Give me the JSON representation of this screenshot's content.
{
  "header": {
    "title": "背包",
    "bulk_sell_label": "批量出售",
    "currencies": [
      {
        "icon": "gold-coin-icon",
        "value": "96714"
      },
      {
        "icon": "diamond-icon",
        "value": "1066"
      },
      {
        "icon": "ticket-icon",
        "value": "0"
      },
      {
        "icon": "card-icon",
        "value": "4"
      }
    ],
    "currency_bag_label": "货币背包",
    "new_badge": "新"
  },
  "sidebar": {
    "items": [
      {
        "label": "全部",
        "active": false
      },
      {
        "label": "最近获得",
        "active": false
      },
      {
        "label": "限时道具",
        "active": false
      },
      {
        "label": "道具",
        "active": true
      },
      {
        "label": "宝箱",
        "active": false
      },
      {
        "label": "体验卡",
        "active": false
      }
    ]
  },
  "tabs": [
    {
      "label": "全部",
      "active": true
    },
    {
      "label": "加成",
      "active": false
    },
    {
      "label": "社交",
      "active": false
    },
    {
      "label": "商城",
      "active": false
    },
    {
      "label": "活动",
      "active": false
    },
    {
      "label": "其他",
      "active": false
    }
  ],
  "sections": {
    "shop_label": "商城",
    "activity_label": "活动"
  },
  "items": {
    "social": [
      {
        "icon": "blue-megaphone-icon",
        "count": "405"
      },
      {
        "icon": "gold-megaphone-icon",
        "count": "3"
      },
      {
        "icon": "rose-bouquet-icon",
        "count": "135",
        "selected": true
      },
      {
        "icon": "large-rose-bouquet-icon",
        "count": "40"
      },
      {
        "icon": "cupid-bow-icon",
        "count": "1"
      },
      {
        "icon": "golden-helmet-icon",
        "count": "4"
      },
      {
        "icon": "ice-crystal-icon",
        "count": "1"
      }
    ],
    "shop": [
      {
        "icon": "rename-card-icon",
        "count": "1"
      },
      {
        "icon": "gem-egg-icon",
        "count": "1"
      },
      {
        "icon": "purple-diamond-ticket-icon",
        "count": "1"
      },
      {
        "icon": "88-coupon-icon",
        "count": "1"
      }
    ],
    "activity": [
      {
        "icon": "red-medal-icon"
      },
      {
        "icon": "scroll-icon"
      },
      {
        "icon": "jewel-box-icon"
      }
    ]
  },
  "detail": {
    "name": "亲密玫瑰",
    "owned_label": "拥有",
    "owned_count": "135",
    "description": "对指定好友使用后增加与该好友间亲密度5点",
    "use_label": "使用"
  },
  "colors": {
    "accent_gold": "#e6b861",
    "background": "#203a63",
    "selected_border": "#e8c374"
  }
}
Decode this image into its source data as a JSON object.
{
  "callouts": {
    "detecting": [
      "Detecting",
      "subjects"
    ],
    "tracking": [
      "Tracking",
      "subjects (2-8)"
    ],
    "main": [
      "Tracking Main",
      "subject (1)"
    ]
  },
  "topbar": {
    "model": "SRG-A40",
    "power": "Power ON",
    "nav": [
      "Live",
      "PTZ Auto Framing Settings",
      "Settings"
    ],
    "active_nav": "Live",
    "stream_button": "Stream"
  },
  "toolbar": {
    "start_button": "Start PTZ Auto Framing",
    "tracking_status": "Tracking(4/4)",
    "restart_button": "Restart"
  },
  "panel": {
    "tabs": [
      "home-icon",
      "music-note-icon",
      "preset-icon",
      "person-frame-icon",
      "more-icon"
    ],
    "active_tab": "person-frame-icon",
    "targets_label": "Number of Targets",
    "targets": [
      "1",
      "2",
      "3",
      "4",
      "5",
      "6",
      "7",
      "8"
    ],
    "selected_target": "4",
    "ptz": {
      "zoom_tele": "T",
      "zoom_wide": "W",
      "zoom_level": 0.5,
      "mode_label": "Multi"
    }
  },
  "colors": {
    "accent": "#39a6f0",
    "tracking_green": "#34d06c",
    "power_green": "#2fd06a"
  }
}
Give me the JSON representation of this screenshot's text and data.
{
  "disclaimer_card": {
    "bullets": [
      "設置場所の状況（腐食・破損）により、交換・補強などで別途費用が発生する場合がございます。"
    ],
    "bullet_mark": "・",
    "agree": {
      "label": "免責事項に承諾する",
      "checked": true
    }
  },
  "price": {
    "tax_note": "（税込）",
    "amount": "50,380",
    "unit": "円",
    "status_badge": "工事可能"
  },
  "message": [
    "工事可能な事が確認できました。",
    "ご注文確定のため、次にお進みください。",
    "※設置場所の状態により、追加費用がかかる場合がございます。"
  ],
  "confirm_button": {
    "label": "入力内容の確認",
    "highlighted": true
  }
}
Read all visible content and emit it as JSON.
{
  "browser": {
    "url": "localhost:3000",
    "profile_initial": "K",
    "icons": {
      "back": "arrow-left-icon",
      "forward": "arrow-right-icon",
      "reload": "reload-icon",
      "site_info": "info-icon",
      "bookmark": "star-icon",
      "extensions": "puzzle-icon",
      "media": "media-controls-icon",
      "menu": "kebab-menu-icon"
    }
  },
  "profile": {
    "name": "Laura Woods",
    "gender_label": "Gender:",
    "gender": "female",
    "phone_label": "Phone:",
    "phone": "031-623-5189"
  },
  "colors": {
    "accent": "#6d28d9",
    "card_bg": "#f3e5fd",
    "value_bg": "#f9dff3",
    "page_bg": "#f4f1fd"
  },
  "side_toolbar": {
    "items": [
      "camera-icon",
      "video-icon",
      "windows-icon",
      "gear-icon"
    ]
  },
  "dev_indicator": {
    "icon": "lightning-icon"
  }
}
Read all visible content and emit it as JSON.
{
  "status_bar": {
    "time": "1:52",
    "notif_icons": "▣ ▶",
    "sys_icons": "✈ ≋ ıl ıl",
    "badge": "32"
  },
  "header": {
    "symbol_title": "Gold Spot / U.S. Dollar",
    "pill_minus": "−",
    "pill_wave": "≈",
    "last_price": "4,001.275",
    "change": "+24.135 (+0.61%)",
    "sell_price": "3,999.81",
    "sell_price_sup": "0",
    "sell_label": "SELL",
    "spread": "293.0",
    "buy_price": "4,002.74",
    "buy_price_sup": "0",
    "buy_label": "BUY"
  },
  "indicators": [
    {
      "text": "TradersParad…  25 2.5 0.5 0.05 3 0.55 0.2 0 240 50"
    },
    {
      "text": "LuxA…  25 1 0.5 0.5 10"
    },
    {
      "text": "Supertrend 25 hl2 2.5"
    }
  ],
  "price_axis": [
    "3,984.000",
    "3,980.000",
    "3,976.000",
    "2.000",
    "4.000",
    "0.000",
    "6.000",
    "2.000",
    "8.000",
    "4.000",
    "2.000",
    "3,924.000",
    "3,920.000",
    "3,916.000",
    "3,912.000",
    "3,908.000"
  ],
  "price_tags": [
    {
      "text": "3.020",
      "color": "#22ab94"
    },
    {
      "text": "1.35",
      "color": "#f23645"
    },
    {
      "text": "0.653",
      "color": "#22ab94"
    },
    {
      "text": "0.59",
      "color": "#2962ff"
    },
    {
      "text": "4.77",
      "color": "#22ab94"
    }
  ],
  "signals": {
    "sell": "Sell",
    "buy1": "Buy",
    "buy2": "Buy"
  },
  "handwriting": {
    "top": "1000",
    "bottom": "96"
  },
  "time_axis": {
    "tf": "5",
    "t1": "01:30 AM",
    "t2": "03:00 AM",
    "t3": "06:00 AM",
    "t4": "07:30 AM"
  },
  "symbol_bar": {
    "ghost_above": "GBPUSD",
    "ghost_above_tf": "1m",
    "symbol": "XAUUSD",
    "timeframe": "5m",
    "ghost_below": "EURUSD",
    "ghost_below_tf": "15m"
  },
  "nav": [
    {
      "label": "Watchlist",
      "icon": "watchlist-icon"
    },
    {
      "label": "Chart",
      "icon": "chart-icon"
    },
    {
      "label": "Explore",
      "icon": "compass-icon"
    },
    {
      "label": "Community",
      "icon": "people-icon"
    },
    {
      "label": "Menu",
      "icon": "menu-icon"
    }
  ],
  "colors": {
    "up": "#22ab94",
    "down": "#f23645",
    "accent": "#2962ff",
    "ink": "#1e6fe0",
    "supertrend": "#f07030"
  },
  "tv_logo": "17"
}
☆ ☆ ☆ ☆ ☆ ☆ ☆
*Work required:* How many lines in the records above contain the word "diamond"? Reply with the number alone.

*Solution for this exercise:* 2